__SET TASK 1__
Translate this sentence from the passage on sensitivity analysis into Spanish: "A quantitative difference affects the strength of conclusions but may or may not affect the nature of the conclusions themselves."

__READING TEXT__

▼▼▼

5.25 Sensitivity analysis

A sensitivity analysis compares your conclusions between the analysis you carried out and another analysis in which you change some aspect of the approach. This method can be used to assess the sensitivity of your regression results (e.g., parameter estimates, 95% confidence intervals, p-values) to changes in your approach. Even in a confirmatory analysis, where you must pre-specify the approach, you can use a sensitivity analysis to assess what would have happened had you used a different approach.

When reporting the results of a sensitivity analysis, think about how your conclusions differ between approaches. Your results could differ quantitatively and/or qualitatively. A quantitative difference affects the strength of conclusions but may or may not affect the nature of the conclusions themselves. For example, suppose a regression coefficient estimate meaningfully differs in magnitude between two approaches, but is meaningfully large and in the same direction in both. This would be a quantitative difference, but not a qualitative difference.

▲▲▲

__INPUT ROWS__
▼▼▼

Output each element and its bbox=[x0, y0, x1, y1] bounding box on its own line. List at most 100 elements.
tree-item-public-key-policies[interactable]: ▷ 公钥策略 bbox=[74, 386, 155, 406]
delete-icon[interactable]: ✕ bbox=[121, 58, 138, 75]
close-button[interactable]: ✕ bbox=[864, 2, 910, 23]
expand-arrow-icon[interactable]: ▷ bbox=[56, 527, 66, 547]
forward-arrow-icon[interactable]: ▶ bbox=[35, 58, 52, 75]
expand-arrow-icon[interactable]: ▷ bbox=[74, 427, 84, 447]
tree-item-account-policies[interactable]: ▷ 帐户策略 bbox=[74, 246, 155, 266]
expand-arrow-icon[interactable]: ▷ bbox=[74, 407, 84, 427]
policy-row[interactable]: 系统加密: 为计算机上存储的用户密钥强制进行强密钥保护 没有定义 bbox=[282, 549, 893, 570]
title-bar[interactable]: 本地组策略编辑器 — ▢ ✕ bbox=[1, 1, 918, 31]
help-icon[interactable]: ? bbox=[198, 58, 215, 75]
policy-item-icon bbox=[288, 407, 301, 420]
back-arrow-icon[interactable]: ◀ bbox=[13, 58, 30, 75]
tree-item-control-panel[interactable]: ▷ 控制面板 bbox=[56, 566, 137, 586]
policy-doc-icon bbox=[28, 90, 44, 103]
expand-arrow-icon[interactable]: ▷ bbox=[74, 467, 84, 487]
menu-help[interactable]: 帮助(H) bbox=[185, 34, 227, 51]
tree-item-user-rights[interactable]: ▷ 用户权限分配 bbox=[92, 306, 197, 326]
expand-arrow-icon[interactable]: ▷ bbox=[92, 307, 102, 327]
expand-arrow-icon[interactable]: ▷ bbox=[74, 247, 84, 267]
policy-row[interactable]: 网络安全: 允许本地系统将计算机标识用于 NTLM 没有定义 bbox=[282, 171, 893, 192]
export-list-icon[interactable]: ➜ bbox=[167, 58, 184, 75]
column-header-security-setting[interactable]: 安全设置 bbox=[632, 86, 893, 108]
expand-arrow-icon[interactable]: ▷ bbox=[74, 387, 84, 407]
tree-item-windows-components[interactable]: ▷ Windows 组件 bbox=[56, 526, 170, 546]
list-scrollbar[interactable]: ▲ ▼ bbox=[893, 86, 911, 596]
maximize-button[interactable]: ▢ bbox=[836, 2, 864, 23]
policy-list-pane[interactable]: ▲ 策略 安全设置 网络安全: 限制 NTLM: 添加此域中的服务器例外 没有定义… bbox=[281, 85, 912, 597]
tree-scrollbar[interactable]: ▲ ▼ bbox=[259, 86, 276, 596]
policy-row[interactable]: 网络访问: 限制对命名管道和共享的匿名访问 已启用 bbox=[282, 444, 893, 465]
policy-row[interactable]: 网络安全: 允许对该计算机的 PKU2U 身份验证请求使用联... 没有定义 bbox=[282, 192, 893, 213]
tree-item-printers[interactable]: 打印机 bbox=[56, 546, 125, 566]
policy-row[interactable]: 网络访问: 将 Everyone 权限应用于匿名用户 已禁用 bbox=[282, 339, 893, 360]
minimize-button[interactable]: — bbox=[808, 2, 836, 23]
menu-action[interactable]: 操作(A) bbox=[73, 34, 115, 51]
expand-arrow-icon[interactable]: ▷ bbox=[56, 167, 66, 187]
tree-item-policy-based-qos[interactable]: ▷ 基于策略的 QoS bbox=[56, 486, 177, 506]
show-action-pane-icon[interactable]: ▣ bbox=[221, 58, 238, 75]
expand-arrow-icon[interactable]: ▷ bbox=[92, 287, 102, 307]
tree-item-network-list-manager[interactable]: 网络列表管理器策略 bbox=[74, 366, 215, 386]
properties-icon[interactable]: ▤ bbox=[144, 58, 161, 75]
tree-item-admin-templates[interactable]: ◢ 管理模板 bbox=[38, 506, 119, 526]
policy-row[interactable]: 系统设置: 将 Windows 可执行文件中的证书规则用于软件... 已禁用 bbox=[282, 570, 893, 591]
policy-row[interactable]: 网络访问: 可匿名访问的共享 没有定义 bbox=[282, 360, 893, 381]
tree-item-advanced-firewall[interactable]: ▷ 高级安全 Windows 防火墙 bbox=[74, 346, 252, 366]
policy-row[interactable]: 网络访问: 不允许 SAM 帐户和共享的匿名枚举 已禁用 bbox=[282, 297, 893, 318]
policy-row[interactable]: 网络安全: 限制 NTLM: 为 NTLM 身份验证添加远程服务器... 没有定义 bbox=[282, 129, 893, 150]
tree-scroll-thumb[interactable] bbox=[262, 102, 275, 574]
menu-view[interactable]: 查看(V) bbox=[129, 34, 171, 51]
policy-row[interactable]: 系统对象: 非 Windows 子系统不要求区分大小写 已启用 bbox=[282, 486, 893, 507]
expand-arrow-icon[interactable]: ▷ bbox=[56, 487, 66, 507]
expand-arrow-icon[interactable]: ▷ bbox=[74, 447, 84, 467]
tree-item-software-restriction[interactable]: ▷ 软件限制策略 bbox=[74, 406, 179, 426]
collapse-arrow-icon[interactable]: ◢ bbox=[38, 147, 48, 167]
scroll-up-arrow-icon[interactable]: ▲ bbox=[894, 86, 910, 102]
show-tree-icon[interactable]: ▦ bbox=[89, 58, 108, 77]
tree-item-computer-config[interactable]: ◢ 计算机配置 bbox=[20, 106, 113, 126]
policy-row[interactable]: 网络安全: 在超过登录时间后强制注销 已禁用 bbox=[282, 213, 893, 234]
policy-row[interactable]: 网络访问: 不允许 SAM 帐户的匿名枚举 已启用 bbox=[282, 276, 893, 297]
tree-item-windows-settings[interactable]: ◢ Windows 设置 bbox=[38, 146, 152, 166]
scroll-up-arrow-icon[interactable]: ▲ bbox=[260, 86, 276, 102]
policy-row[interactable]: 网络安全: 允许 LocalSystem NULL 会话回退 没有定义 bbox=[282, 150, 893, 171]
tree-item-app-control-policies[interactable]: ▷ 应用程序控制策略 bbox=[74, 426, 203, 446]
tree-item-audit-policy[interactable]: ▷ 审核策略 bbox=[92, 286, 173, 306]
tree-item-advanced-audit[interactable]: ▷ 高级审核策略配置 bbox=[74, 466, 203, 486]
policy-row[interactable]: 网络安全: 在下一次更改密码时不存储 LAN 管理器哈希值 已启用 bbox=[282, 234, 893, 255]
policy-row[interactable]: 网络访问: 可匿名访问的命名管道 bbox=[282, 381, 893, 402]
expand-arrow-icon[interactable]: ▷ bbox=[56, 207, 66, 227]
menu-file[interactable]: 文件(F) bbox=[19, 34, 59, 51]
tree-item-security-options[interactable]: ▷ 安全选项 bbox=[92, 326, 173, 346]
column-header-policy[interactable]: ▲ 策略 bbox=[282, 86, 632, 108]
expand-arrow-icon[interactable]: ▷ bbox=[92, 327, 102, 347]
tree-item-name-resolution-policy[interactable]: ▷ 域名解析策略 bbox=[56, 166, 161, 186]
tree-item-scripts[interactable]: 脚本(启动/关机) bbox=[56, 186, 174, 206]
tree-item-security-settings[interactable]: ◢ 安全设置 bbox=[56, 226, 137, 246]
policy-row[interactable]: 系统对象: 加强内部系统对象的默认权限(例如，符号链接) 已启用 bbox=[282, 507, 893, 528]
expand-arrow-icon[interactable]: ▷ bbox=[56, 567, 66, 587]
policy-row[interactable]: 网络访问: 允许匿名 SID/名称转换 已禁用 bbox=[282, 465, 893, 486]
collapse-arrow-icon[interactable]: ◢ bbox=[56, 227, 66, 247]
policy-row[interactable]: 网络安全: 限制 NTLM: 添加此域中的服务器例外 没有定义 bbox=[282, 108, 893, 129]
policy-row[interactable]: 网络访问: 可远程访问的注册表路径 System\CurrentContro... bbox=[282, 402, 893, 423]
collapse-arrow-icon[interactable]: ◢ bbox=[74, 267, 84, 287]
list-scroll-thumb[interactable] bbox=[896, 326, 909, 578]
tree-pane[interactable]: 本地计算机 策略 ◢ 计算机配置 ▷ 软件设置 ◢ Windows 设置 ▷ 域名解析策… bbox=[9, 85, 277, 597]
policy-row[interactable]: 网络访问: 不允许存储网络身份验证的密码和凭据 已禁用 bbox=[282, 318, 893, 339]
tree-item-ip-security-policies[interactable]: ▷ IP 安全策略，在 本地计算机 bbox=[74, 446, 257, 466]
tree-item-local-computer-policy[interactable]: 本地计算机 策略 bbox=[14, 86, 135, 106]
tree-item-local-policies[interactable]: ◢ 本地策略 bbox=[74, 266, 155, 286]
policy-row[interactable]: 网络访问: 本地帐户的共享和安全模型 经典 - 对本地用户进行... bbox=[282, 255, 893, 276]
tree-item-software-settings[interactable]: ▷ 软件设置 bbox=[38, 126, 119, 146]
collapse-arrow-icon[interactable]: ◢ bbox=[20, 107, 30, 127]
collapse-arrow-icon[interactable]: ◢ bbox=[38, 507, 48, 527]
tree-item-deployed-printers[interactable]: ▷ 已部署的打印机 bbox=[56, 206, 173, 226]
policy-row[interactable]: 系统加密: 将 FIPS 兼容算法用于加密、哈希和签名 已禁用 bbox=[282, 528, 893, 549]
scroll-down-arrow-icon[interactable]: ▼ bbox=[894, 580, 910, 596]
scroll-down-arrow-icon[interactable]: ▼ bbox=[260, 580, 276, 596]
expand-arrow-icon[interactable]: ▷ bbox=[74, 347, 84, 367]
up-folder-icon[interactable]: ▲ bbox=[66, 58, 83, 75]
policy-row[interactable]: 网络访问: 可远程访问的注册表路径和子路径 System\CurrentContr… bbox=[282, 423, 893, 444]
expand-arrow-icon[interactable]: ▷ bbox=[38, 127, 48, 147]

▲▲▲

__SET TASK 2__
Please update everything from the first of the entries down to the line containing "back-arrow-icon[interactable]: ◀ bbox=[13, 58, 30, 75]", changing "expand-arrow-icon" to "expand-icon" and keeping all else the same. Return only those lines.

__COMPLETE OUTPUT 1__
Una diferencia cuantitativa afecta la fuerza de las conclusiones, pero puede o no afectar la naturaleza de las conclusiones mismas.

__COMPLETE OUTPUT 2__
Output each element and its bbox=[x0, y0, x1, y1] bounding box on its own line. List at most 100 elements.
tree-item-public-key-policies[interactable]: ▷ 公钥策略 bbox=[74, 386, 155, 406]
delete-icon[interactable]: ✕ bbox=[121, 58, 138, 75]
close-button[interactable]: ✕ bbox=[864, 2, 910, 23]
expand-icon[interactable]: ▷ bbox=[56, 527, 66, 547]
forward-arrow-icon[interactable]: ▶ bbox=[35, 58, 52, 75]
expand-icon[interactable]: ▷ bbox=[74, 427, 84, 447]
tree-item-account-policies[interactable]: ▷ 帐户策略 bbox=[74, 246, 155, 266]
expand-icon[interactable]: ▷ bbox=[74, 407, 84, 427]
policy-row[interactable]: 系统加密: 为计算机上存储的用户密钥强制进行强密钥保护 没有定义 bbox=[282, 549, 893, 570]
title-bar[interactable]: 本地组策略编辑器 — ▢ ✕ bbox=[1, 1, 918, 31]
help-icon[interactable]: ? bbox=[198, 58, 215, 75]
policy-item-icon bbox=[288, 407, 301, 420]
back-arrow-icon[interactable]: ◀ bbox=[13, 58, 30, 75]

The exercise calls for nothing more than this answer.